Go through the entries below and copy each line containing the word "empty".

A run of records
==================================================

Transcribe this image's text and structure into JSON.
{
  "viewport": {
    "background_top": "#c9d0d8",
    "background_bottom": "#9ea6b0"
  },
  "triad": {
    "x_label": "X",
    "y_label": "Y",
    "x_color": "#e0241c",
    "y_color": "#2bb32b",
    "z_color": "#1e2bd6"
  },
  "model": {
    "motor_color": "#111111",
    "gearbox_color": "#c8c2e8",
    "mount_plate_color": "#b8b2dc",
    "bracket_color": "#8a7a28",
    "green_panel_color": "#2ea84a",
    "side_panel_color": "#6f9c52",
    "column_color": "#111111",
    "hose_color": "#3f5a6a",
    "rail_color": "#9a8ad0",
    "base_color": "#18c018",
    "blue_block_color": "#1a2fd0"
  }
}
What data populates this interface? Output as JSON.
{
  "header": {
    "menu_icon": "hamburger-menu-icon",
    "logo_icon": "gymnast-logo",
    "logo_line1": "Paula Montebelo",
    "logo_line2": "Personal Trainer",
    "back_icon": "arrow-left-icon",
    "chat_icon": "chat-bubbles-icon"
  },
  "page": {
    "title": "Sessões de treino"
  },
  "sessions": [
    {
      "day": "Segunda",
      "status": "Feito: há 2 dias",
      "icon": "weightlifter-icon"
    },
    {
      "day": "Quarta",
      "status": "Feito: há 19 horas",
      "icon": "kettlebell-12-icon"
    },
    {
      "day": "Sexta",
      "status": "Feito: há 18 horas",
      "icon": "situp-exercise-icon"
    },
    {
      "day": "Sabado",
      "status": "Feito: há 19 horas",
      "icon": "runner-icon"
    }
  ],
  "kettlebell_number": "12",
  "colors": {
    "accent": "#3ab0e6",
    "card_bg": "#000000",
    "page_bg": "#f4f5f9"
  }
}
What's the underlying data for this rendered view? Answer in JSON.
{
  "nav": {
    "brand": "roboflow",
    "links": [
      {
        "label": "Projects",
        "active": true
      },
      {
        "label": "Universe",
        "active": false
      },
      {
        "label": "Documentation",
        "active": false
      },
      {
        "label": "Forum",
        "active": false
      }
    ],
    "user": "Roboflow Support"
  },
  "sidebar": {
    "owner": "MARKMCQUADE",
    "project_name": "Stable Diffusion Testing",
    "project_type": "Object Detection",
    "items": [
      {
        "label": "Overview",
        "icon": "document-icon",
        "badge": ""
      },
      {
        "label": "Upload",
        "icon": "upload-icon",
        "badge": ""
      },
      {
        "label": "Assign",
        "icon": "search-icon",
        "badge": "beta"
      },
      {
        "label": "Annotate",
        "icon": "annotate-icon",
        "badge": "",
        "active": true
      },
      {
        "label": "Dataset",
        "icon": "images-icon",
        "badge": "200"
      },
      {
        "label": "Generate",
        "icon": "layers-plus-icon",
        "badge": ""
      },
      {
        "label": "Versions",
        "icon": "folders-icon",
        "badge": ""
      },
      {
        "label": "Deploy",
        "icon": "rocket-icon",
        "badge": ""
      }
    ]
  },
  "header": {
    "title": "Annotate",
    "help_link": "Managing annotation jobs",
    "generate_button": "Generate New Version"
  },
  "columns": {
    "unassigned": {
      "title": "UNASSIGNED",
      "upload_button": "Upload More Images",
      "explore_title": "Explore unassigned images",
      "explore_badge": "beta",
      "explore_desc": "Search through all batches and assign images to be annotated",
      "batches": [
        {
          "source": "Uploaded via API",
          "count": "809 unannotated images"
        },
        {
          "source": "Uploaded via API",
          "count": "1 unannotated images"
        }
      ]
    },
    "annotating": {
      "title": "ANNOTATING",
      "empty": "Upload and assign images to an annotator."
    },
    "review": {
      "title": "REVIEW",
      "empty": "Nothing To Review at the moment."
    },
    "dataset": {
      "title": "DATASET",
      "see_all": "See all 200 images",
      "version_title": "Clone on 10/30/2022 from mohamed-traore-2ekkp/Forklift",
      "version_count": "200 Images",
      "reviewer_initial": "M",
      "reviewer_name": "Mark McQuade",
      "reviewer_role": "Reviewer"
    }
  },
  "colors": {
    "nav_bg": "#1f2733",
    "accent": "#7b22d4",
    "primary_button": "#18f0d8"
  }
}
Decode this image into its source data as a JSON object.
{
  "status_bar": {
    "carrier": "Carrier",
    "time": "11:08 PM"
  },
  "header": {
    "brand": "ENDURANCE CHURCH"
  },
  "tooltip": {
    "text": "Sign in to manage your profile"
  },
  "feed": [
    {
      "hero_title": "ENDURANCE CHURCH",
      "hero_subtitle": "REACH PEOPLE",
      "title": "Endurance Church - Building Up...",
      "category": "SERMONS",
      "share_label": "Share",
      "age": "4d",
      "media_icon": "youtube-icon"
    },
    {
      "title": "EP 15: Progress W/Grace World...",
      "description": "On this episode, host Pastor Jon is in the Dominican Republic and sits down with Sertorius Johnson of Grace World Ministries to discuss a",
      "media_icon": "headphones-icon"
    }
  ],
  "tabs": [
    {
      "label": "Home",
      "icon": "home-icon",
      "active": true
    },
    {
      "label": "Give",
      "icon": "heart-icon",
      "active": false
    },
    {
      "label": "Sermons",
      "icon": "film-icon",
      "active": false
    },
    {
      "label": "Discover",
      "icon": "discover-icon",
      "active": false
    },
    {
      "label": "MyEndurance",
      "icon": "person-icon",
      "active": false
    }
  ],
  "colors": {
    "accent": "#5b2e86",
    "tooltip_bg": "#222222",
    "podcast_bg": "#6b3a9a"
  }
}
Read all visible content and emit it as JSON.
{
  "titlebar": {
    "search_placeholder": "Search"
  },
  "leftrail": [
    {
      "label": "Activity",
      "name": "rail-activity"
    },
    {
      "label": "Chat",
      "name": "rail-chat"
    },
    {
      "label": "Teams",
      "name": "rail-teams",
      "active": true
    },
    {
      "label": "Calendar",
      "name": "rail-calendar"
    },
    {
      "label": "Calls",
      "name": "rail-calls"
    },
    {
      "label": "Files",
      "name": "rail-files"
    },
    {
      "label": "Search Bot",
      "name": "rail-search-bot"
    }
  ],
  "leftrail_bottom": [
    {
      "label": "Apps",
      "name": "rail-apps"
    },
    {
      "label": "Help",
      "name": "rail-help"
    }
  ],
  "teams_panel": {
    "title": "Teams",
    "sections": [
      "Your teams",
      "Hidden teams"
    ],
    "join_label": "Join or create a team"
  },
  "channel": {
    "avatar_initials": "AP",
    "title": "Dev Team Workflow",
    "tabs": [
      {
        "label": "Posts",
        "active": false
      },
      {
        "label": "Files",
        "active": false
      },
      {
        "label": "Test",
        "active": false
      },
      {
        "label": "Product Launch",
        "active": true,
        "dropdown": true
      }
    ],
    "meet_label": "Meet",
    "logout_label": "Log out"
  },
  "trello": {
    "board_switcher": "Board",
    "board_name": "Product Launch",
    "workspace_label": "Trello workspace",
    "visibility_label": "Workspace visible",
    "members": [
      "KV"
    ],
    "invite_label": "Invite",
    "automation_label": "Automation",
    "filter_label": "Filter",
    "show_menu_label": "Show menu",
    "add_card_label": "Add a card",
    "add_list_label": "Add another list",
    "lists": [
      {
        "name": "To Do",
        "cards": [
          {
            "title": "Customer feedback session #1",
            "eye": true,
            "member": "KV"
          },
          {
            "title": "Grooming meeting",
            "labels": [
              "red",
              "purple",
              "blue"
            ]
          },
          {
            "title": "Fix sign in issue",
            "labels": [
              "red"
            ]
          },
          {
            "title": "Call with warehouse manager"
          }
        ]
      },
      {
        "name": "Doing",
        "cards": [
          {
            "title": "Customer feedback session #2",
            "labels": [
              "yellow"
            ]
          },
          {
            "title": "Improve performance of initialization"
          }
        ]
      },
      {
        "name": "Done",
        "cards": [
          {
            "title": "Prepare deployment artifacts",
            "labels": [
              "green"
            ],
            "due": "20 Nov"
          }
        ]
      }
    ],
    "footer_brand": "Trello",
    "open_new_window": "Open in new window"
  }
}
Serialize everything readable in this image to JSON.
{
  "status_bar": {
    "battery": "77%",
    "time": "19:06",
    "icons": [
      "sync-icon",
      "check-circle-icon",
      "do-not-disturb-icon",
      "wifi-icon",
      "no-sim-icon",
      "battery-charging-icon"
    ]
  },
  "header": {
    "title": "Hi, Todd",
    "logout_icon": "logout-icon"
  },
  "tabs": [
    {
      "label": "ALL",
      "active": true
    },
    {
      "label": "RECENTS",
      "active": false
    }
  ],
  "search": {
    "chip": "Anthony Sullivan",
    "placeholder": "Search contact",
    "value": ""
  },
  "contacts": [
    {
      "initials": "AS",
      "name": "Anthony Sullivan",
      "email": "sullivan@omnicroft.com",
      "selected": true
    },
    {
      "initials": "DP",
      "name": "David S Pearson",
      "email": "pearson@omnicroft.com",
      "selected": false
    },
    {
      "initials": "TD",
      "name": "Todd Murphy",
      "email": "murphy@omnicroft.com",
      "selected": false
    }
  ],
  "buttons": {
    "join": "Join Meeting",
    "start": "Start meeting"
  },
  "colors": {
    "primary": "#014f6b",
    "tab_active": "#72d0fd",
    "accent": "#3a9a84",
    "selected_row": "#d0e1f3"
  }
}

==================================================

Reply ::
      "empty": "Upload and assign images to an annotator."
      "empty": "Nothing To Review at the moment."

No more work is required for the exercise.